### To be done:
Locate each line containing the string "this" and copy it out.
----
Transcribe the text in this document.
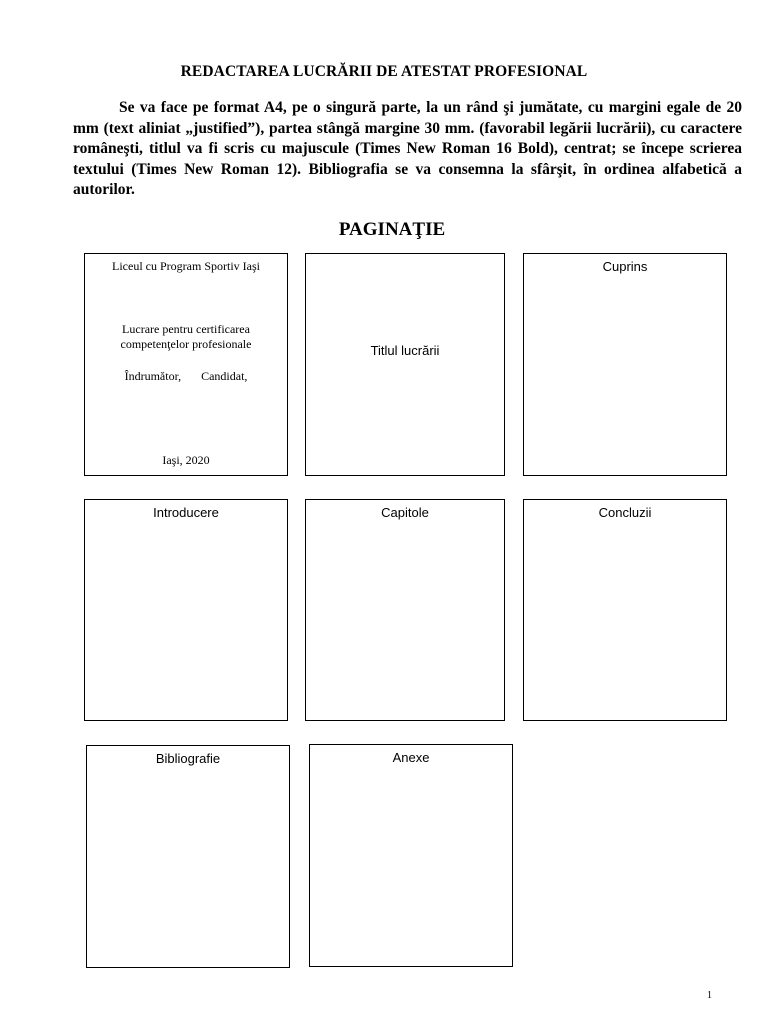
REDACTAREA LUCRĂRII DE ATESTAT PROFESIONAL

Se va face pe format A4, pe o singură parte, la un rând şi jumătate, cu margini egale de 20 mm (text aliniat „justified”), partea stângă margine 30 mm. (favorabil legării lucrării), cu caractere româneşti, titlul va fi scris cu majuscule (Times New Roman 16 Bold), centrat; se începe scrierea textului (Times New Roman 12). Bibliografia se va consemna la sfârşit, în ordinea alfabetică a autorilor.

PAGINAŢIE
Liceul cu Program Sportiv Iaşi
Lucrare pentru certificarea
competenţelor profesionale
Îndrumător, Candidat,
Iaşi, 2020
Titlul lucrării
Cuprins
Introducere	Capitole	Concluzii
Bibliografie	Anexe
1
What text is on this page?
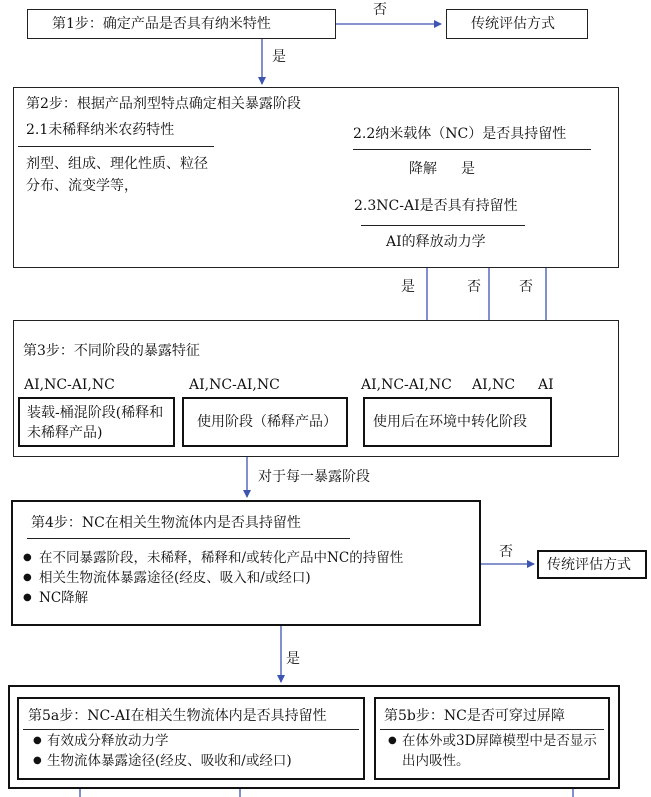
第1步：确定产品是否具有纳米特性	传统评估方式
否
是
第2步：根据产品剂型特点确定相关暴露阶段
2.1未稀释纳米农药特性
剂型、组成、理化性质、粒径分布、流变学等，
2.2纳米载体（NC）是否具持留性
降解 是
2.3NC-AI是否具有持留性
AI的释放动力学
是	否	否
第3步：不同阶段的暴露特征
AI,NC-AI,NC	AI,NC-AI,NC	AI,NC-AI,NC AI,NC AI
装载-桶混阶段(稀释和未稀释产品)
使用阶段（稀释产品）	使用后在环境中转化阶段
对于每一暴露阶段
第4步：NC在相关生物流体内是否具持留性
● 在不同暴露阶段，未稀释，稀释和/或转化产品中NC的持留性
● 相关生物流体暴露途径(经皮、吸入和/或经口)
● NC降解
否
传统评估方式
是
第5a步：NC-AI在相关生物流体内是否具持留性
● 有效成分释放动力学
● 生物流体暴露途径(经皮、吸收和/或经口)
第5b步：NC是否可穿过屏障
● 在体外或3D屏障模型中是否显示出内吸性。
----
### Reply:
Transcribe the text in this document.
What text is on this page?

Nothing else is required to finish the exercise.